**REQUIREMENTS:** Omit the pictures, then reproduce every remaining record exactly.
---+---
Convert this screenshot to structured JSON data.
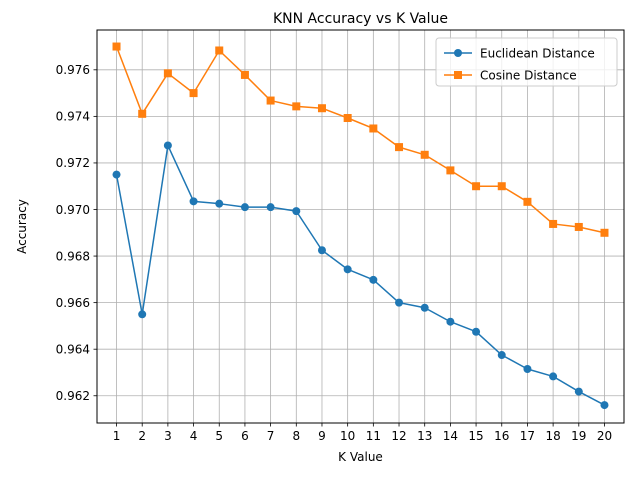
{
  "chart_data": {
    "type": "line",
    "title": "KNN Accuracy vs K Value",
    "xlabel": "K Value",
    "ylabel": "Accuracy",
    "x": [
      1,
      2,
      3,
      4,
      5,
      6,
      7,
      8,
      9,
      10,
      11,
      12,
      13,
      14,
      15,
      16,
      17,
      18,
      19,
      20
    ],
    "xticks": [
      "1",
      "2",
      "3",
      "4",
      "5",
      "6",
      "7",
      "8",
      "9",
      "10",
      "11",
      "12",
      "13",
      "14",
      "15",
      "16",
      "17",
      "18",
      "19",
      "20"
    ],
    "xlim": [
      0.24,
      20.76
    ],
    "ylim": [
      0.96083,
      0.97771
    ],
    "yticks": [
      0.962,
      0.964,
      0.966,
      0.968,
      0.97,
      0.972,
      0.974,
      0.976
    ],
    "ytick_labels": [
      "0.962",
      "0.964",
      "0.966",
      "0.968",
      "0.970",
      "0.972",
      "0.974",
      "0.976"
    ],
    "grid": true,
    "legend_position": "top-right",
    "series": [
      {
        "name": "Euclidean Distance",
        "color": "#1f77b4",
        "marker": "circle",
        "values": [
          0.9715,
          0.9655,
          0.97275,
          0.97035,
          0.97025,
          0.9701,
          0.9701,
          0.96993,
          0.96825,
          0.96743,
          0.96698,
          0.966,
          0.96578,
          0.96518,
          0.96475,
          0.96375,
          0.96315,
          0.96283,
          0.96218,
          0.9616
        ]
      },
      {
        "name": "Cosine Distance",
        "color": "#ff7f0e",
        "marker": "square",
        "values": [
          0.977,
          0.97411,
          0.97585,
          0.975,
          0.97683,
          0.97578,
          0.97468,
          0.97443,
          0.97435,
          0.97393,
          0.97348,
          0.97268,
          0.97235,
          0.97168,
          0.971,
          0.971,
          0.97033,
          0.96938,
          0.96925,
          0.969
        ]
      }
    ]
  }
}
---+---
**THE SOLUTION:**
Convert this screenshot to structured JSON data.
{
  "chart_data": {
    "type": "line",
    "title": "KNN Accuracy vs K Value",
    "xlabel": "K Value",
    "ylabel": "Accuracy",
    "x": [
      1,
      2,
      3,
      4,
      5,
      6,
      7,
      8,
      9,
      10,
      11,
      12,
      13,
      14,
      15,
      16,
      17,
      18,
      19,
      20
    ],
    "xticks": [
      "1",
      "2",
      "3",
      "4",
      "5",
      "6",
      "7",
      "8",
      "9",
      "10",
      "11",
      "12",
      "13",
      "14",
      "15",
      "16",
      "17",
      "18",
      "19",
      "20"
    ],
    "xlim": [
      0.24,
      20.76
    ],
    "ylim": [
      0.96083,
      0.97771
    ],
    "yticks": [
      0.962,
      0.964,
      0.966,
      0.968,
      0.97,
      0.972,
      0.974,
      0.976
    ],
    "ytick_labels": [
      "0.962",
      "0.964",
      "0.966",
      "0.968",
      "0.970",
      "0.972",
      "0.974",
      "0.976"
    ],
    "grid": true,
    "legend_position": "top-right",
    "series": [
      {
        "name": "Euclidean Distance",
        "color": "#1f77b4",
        "marker": "circle",
        "values": [
          0.9715,
          0.9655,
          0.97275,
          0.97035,
          0.97025,
          0.9701,
          0.9701,
          0.96993,
          0.96825,
          0.96743,
          0.96698,
          0.966,
          0.96578,
          0.96518,
          0.96475,
          0.96375,
          0.96315,
          0.96283,
          0.96218,
          0.9616
        ]
      },
      {
        "name": "Cosine Distance",
        "color": "#ff7f0e",
        "marker": "square",
        "values": [
          0.977,
          0.97411,
          0.97585,
          0.975,
          0.97683,
          0.97578,
          0.97468,
          0.97443,
          0.97435,
          0.97393,
          0.97348,
          0.97268,
          0.97235,
          0.97168,
          0.971,
          0.971,
          0.97033,
          0.96938,
          0.96925,
          0.969
        ]
      }
    ]
  }
}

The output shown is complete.